EXERCISE INPUTS:
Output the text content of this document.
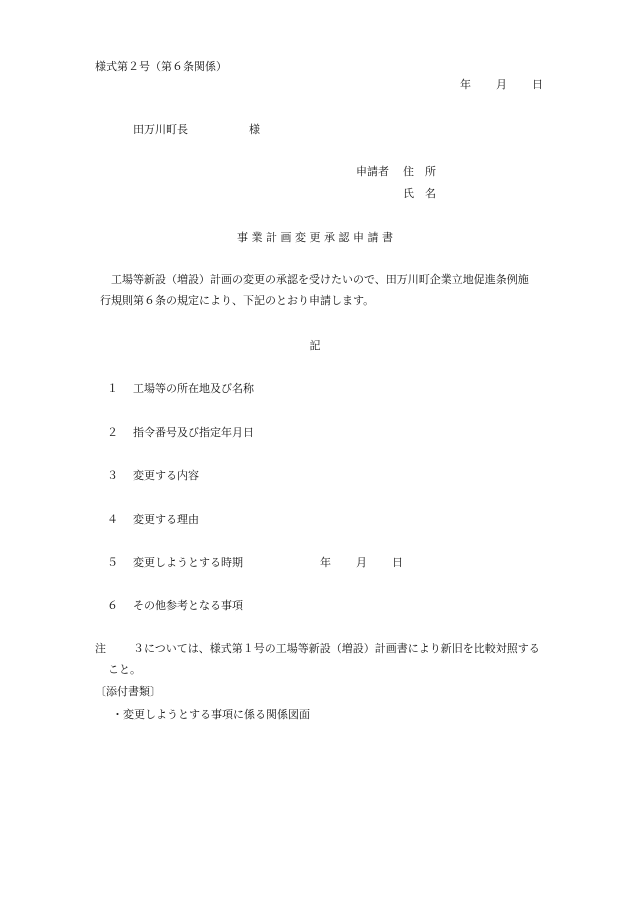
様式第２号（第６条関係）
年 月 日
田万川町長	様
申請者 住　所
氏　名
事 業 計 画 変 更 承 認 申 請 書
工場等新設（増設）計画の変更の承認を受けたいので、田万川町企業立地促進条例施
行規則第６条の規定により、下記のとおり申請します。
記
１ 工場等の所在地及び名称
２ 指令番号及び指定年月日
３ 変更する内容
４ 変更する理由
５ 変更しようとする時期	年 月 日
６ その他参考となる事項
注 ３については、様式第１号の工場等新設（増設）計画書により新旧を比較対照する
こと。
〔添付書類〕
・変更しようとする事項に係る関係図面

PROBLEM REQUIREMENTS: Pictures are excluded; copy all other data exactly as shown.

FINAL RESULT:
Output the text content of this document.
様式第２号（第６条関係）
年 月 日
田万川町長	様
申請者 住　所
氏　名
事 業 計 画 変 更 承 認 申 請 書
工場等新設（増設）計画の変更の承認を受けたいので、田万川町企業立地促進条例施
行規則第６条の規定により、下記のとおり申請します。
記
１ 工場等の所在地及び名称
２ 指令番号及び指定年月日
３ 変更する内容
４ 変更する理由
５ 変更しようとする時期	年 月 日
６ その他参考となる事項
注 ３については、様式第１号の工場等新設（増設）計画書により新旧を比較対照する
こと。
〔添付書類〕
・変更しようとする事項に係る関係図面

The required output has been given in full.